[Structured figure records]
# # # #
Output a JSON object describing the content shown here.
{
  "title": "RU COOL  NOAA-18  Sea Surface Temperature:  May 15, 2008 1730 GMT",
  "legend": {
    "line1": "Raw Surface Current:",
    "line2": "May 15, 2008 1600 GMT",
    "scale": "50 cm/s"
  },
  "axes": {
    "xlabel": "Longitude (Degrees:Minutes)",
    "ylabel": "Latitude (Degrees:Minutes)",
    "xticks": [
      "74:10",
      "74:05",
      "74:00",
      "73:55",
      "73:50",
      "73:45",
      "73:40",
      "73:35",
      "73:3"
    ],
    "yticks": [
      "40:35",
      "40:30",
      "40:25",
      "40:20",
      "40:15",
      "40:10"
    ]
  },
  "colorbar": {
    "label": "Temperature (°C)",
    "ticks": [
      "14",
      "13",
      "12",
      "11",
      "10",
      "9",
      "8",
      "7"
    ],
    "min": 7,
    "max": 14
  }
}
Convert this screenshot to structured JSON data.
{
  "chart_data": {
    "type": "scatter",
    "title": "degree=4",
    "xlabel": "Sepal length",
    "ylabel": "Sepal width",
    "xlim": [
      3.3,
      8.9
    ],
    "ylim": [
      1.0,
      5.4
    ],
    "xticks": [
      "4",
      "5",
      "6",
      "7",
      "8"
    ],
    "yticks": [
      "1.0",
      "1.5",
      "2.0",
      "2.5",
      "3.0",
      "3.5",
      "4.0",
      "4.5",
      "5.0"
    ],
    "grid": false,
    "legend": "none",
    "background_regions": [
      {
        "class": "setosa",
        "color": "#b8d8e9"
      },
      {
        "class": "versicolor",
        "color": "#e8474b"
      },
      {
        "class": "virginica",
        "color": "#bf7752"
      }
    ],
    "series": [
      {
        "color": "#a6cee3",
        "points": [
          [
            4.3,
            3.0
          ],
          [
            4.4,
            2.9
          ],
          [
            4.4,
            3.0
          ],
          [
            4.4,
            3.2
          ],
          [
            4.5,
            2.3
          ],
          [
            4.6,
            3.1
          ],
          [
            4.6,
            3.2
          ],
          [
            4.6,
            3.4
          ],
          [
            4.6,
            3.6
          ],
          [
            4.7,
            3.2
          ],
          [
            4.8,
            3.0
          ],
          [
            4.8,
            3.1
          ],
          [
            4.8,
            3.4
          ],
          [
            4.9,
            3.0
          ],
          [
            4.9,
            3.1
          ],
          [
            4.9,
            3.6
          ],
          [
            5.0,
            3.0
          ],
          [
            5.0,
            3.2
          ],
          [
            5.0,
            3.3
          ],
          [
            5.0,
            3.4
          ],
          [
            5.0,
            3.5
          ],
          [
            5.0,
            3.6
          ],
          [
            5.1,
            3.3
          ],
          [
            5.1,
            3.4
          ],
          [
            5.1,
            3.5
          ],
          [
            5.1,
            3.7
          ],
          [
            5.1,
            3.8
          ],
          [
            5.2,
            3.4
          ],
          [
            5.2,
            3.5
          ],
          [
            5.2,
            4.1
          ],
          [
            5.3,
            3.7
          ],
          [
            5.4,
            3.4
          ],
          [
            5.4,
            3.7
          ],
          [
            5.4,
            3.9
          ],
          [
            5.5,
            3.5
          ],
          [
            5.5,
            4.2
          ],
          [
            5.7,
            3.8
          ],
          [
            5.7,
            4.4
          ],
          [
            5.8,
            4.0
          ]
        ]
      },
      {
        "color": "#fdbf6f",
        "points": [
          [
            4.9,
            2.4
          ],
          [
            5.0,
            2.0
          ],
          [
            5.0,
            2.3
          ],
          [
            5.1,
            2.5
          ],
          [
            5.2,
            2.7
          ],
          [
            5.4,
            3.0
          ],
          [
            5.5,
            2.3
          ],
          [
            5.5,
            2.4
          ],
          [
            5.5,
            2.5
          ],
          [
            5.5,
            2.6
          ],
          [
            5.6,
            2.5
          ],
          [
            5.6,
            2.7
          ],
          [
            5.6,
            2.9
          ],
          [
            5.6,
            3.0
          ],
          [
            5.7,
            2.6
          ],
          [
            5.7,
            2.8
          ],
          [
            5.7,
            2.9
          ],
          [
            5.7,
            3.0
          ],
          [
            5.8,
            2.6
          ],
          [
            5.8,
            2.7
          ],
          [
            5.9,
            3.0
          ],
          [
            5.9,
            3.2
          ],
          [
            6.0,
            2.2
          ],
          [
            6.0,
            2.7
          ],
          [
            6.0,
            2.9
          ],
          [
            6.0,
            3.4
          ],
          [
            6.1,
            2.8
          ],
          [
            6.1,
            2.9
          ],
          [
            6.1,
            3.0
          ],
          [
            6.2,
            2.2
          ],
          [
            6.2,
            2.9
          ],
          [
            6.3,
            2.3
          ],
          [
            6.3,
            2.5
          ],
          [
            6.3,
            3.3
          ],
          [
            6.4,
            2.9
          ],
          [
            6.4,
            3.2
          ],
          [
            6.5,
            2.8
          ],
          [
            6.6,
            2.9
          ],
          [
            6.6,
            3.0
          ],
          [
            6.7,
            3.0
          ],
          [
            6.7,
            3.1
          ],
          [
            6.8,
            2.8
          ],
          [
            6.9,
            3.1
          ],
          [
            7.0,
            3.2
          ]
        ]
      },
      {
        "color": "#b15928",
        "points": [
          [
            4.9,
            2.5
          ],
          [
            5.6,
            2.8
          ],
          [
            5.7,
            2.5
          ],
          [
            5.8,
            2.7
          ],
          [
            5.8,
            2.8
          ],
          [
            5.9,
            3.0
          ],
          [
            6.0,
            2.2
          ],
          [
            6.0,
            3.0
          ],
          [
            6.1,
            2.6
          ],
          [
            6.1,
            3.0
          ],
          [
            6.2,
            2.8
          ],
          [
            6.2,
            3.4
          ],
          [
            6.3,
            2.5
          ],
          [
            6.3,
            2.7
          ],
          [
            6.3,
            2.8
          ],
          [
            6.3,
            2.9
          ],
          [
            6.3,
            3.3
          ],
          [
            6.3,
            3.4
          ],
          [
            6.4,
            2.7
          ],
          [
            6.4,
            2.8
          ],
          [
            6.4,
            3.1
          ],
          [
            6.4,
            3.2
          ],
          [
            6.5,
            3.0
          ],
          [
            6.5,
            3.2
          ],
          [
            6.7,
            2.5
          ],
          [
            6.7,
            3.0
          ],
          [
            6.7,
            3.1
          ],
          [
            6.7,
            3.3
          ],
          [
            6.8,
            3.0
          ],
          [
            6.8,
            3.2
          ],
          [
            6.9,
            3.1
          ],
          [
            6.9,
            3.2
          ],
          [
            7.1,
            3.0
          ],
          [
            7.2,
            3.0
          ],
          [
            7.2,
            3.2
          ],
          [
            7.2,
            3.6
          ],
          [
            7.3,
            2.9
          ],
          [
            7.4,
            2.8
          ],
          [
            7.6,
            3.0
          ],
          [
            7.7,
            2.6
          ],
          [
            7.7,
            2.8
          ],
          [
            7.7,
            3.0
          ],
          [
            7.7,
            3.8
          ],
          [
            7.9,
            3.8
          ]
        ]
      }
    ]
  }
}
# # # #
_Exercise_: Count how many lines hold the string "Degrees" and give that number alone.

_Solution_: 2